_Exercises to complete_:
1 - Name the four built-in container types listed in the Python container types tutorial.
2 - According to the Python container types tutorial, at what number do list indices start?
3 - Continue the Python container types tutorial from its final line.

_Article_:
______________________________
Container types

There are several default containers in Python which allow a single variable to contain multiple variables. Many specialised ones exist in the Python standard library but the four built-in ones are:
- Lists
- Tuples
- Dictionaries
- Sets

Lists

These are ordered containers for variables. They are similar to arrays in C but more closely resemble vectors in C++. They can contain any number or type of Python objects and a list does not have to contain only one type of Python object.
As mentioned previously, some Python objects are mutable, meaning that their value can be altered without copying to a new Python object. Lists are one of these mutable objects.
You can add, remove and change the objects in a list at will and it will change size to accomodate the elements dynamically.
You can access individual elements of a list by using its index. In Python indices always start at zero like C.



In [1]:

    
l = []  # Can create an empty list
l = ["a","b","c","d","e","f"]  # Defining a simple list of strings
print(l)  # Like all Python objects you can print them directly for information
print(l[0])  # Accessing an index directly uses '[i]' notation
print(l[4])









    



['a', 'b', 'c', 'd', 'e', 'f']
a
e



In [2]:

    
l.append("g")  # The append member function (or 'method') let's you add an element
               # to the end of the list.
print(l)









    



['a', 'b', 'c', 'd', 'e', 'f', 'g']

Firstly, note that the append() method is called from the list variable, it is not an outside function taking a list as an argument like the print function.
Now the important difference in behaviour between the append() and extend() methods.



In [3]:

    
l = ["a","b","c","d","e","f"]
l.append(["g","h","i","j"])  # Appending a list to a list
print(l)
______________________________
_Given records_:
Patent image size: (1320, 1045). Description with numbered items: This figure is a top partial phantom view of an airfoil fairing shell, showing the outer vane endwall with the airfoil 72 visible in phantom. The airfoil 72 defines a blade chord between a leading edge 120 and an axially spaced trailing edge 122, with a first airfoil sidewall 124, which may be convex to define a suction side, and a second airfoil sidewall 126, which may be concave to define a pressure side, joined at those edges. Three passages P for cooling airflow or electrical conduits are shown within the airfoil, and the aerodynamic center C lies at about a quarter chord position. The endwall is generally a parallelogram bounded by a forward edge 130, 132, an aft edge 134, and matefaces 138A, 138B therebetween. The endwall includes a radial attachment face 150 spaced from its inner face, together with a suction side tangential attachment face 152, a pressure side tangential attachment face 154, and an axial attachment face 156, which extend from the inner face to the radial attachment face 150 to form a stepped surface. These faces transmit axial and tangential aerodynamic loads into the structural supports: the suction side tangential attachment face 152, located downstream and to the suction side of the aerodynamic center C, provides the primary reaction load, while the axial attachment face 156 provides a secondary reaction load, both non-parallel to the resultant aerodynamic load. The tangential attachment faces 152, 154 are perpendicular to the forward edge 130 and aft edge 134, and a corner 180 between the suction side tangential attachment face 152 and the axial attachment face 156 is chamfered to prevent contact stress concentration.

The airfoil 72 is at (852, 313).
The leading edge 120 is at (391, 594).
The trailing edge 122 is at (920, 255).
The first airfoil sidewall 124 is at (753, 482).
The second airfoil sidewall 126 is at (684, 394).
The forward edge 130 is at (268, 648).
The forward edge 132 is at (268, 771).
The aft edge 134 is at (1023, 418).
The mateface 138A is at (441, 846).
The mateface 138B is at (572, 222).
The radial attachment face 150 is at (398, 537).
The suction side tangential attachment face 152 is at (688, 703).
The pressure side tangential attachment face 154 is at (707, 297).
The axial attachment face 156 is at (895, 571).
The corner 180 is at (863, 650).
______________________________
_Solved problems_:
1 - Lists, Tuples, Dictionaries, Sets

2 - Zero.

3 -
print()
l = ["a","b","c","d","e","f"]
l.extend(["g","h","i","j"])  # Extending a list
print(l)









    



['a', 'b', 'c', 'd', 'e', 'f', ['g', 'h', 'i', 'j']]

['a', 'b', 'c', 'd', 'e', 'f', 'g', 'h', 'i', 'j']

Appending will always put whatever Python object at the end of the list, even if it's another list.
The extend method only takes a list as an argument. It then loops through the elements of the list and appends each element in turn.
You can also insert/remove an element at an index and remove specific valued elements.



In [4]:

    
l = ["a","c"]
print(l)
l.insert(1,"b")  # Puts object at an index and shunts all equal and higher elements upwards
print(l)

# You can query what the index is for a particular value
print(l.index("c"))

# Now what happens when you remove a value at an index
popped = l.pop(2)  # the 'pop(2)' actually returns the value of the removed object
print(l)
print(popped)
# Could have used 'pop()' with no argument to remove the last element by default.

# Can also remove by value
l = ["a", "b", "c", "b"]
l.remove("b")  # Removes the first instance of the 'b' value, leaves all others
print(l)









    



['a', 'c']
['a', 'b', 'c']
2
['a', 'b']
c
['a', 'c', 'b']



In [5]:

    
l = [["a", "b"], ["c", "d", "e"]]  # Nesting lists is easy and doesn't have to be square
print(l[0][1])  # Accessing by index is evaluated left->right
print(l[1][2])

b
e

Indices for lists don't have to be positive.



In [6]:

    
l = ["a", "b", "c", "d", "e"]
print(l[-1])

Arithmetic operators have meaning for lists.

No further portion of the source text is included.